━━ Recorded data
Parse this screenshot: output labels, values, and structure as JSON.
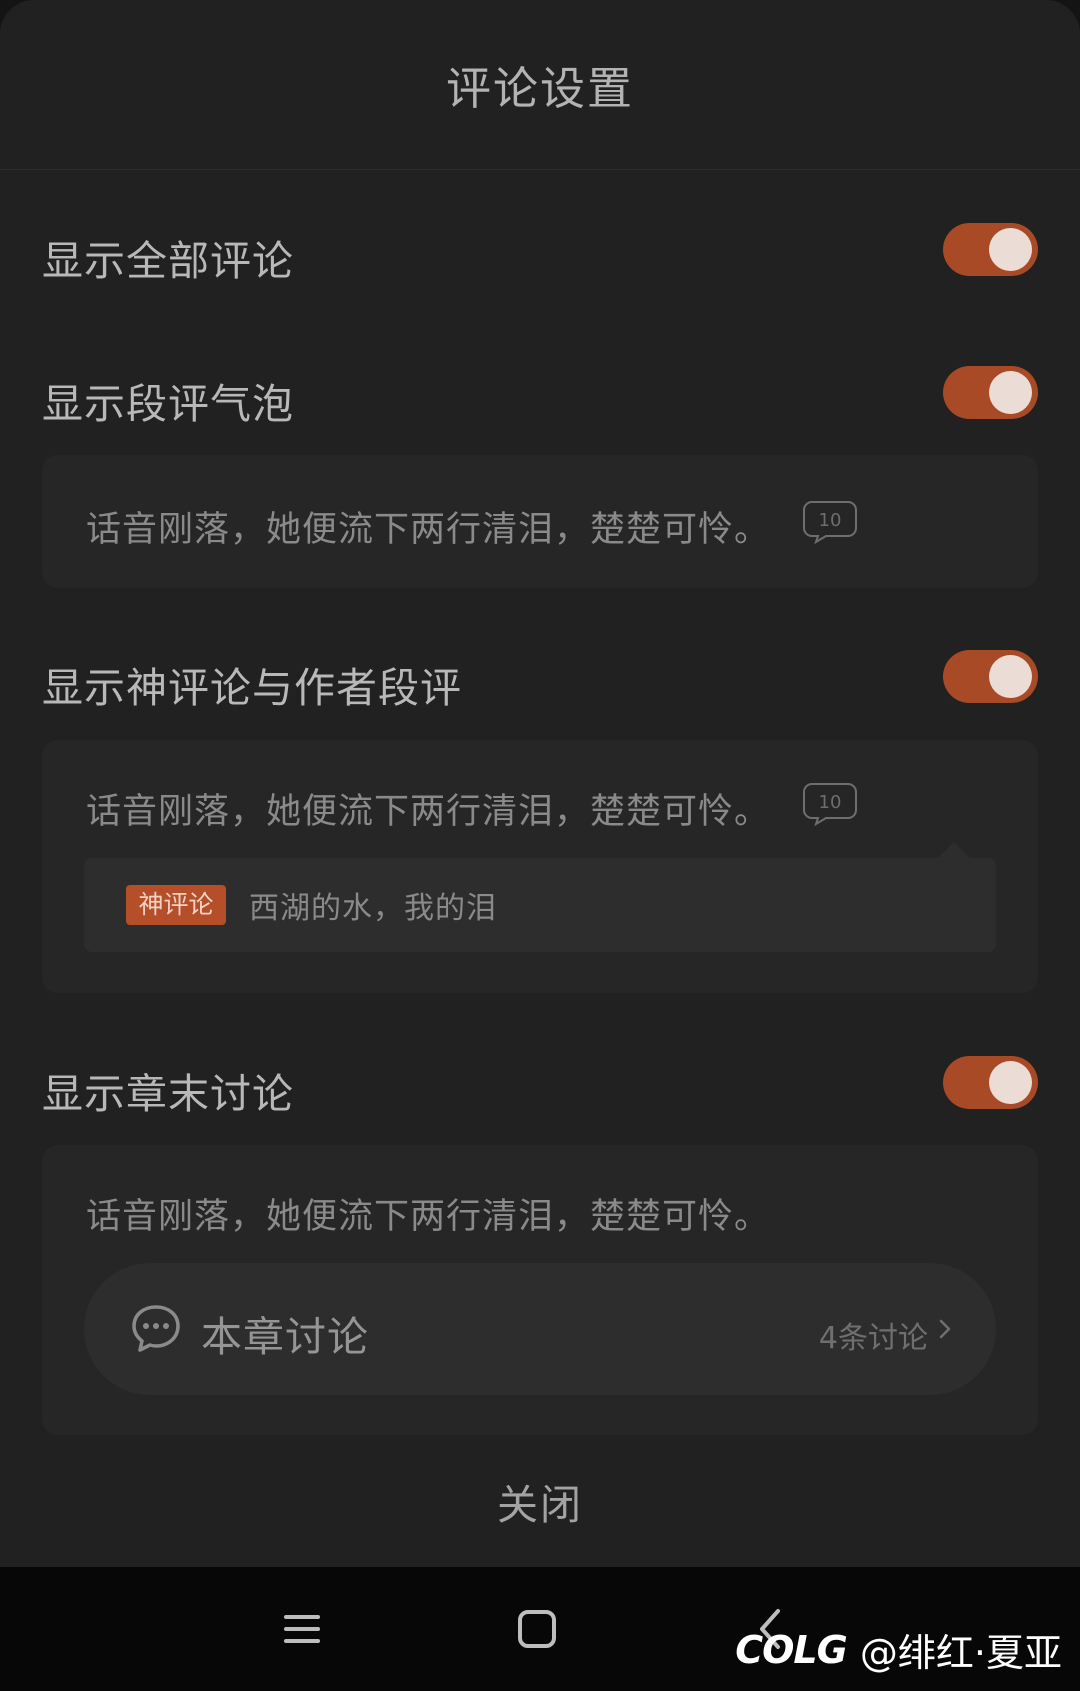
{
  "sheet": {
    "title": "评论设置",
    "close_label": "关闭"
  },
  "settings": [
    {
      "label": "显示全部评论",
      "enabled": true
    },
    {
      "label": "显示段评气泡",
      "enabled": true
    },
    {
      "label": "显示神评论与作者段评",
      "enabled": true
    },
    {
      "label": "显示章末讨论",
      "enabled": true
    }
  ],
  "previews": {
    "sample_sentence": "话音刚落，她便流下两行清泪，楚楚可怜。",
    "bubble_count": "10",
    "god_comment_tag": "神评论",
    "god_comment_text": "西湖的水，我的泪",
    "chapter_discussion_label": "本章讨论",
    "chapter_discussion_count": "4条讨论"
  },
  "colors": {
    "toggle_on": "#a84a26",
    "tag_background": "#b44f2a",
    "sheet_background": "#212121"
  },
  "icons": {
    "bubble": "comment-bubble-icon",
    "discussion": "chat-bubble-icon",
    "chevron": "chevron-right-icon",
    "nav_menu": "menu-icon",
    "nav_home": "home-square-icon",
    "nav_back": "back-chevron-icon"
  },
  "watermark": {
    "logo": "COLG",
    "text": "@绯红·夏亚"
  }
}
━━━━
Quote everything in the listing above exactly; pictures are the only thing to omit.

Parse this screenshot: output labels, values, and structure as JSON.
{
  "sheet": {
    "title": "评论设置",
    "close_label": "关闭"
  },
  "settings": [
    {
      "label": "显示全部评论",
      "enabled": true
    },
    {
      "label": "显示段评气泡",
      "enabled": true
    },
    {
      "label": "显示神评论与作者段评",
      "enabled": true
    },
    {
      "label": "显示章末讨论",
      "enabled": true
    }
  ],
  "previews": {
    "sample_sentence": "话音刚落，她便流下两行清泪，楚楚可怜。",
    "bubble_count": "10",
    "god_comment_tag": "神评论",
    "god_comment_text": "西湖的水，我的泪",
    "chapter_discussion_label": "本章讨论",
    "chapter_discussion_count": "4条讨论"
  },
  "colors": {
    "toggle_on": "#a84a26",
    "tag_background": "#b44f2a",
    "sheet_background": "#212121"
  },
  "icons": {
    "bubble": "comment-bubble-icon",
    "discussion": "chat-bubble-icon",
    "chevron": "chevron-right-icon",
    "nav_menu": "menu-icon",
    "nav_home": "home-square-icon",
    "nav_back": "back-chevron-icon"
  },
  "watermark": {
    "logo": "COLG",
    "text": "@绯红·夏亚"
  }
}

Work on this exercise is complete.